= STATED EXERCISE =
Treat the line containing "Transcribe the text in this document." as the first line and the final line of the material below as the last; reproduce that range exactly.

= DATASET ROWS =
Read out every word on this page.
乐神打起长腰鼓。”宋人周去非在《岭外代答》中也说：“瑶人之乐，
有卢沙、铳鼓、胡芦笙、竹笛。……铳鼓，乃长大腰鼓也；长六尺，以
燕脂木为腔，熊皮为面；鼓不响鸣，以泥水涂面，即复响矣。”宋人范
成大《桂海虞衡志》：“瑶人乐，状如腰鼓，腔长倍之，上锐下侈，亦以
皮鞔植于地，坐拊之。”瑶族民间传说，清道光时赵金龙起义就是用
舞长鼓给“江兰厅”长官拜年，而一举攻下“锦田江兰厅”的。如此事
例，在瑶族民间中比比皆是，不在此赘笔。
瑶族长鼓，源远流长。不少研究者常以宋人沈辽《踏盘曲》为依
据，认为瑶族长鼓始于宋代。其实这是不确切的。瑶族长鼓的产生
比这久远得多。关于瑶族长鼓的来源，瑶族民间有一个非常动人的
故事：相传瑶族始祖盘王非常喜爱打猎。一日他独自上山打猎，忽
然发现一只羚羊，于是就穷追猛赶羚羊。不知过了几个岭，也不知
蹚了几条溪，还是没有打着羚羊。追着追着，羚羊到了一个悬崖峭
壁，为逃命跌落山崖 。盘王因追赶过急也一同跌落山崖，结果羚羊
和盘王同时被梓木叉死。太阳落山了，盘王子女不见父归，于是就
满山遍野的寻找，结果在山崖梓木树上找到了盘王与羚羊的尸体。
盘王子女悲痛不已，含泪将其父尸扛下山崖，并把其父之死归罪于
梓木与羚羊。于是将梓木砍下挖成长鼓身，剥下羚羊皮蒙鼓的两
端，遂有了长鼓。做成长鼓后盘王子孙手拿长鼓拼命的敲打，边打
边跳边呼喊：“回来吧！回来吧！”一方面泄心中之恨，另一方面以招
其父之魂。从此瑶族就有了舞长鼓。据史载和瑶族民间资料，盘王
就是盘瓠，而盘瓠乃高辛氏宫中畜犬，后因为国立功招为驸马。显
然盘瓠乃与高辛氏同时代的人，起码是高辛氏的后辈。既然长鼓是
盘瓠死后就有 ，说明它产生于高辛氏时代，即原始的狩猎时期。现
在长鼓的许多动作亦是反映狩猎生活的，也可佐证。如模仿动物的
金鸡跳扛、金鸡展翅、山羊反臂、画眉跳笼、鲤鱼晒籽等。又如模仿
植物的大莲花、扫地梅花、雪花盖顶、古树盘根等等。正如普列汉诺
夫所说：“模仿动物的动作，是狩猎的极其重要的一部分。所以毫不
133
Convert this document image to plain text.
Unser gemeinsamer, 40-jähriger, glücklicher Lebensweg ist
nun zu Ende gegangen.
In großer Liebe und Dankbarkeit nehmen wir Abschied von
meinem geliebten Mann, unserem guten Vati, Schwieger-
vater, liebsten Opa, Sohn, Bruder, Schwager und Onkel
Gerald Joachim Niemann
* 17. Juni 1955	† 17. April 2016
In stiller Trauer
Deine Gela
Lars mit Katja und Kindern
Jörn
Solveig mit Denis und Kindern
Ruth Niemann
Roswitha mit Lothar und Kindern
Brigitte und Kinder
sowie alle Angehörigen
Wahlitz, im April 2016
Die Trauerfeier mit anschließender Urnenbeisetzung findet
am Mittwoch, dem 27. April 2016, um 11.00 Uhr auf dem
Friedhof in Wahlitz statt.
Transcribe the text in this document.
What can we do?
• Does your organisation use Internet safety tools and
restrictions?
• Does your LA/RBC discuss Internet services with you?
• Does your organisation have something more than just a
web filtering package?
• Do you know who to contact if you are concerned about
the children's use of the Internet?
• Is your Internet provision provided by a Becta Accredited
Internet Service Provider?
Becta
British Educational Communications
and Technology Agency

= RESULT FOR THIS EXERCISE =
Transcribe the text in this document.
What can we do?
• Does your organisation use Internet safety tools and
restrictions?
• Does your LA/RBC discuss Internet services with you?
• Does your organisation have something more than just a
web filtering package?
• Do you know who to contact if you are concerned about
the children's use of the Internet?
• Is your Internet provision provided by a Becta Accredited
Internet Service Provider?
Becta
British Educational Communications
and Technology Agency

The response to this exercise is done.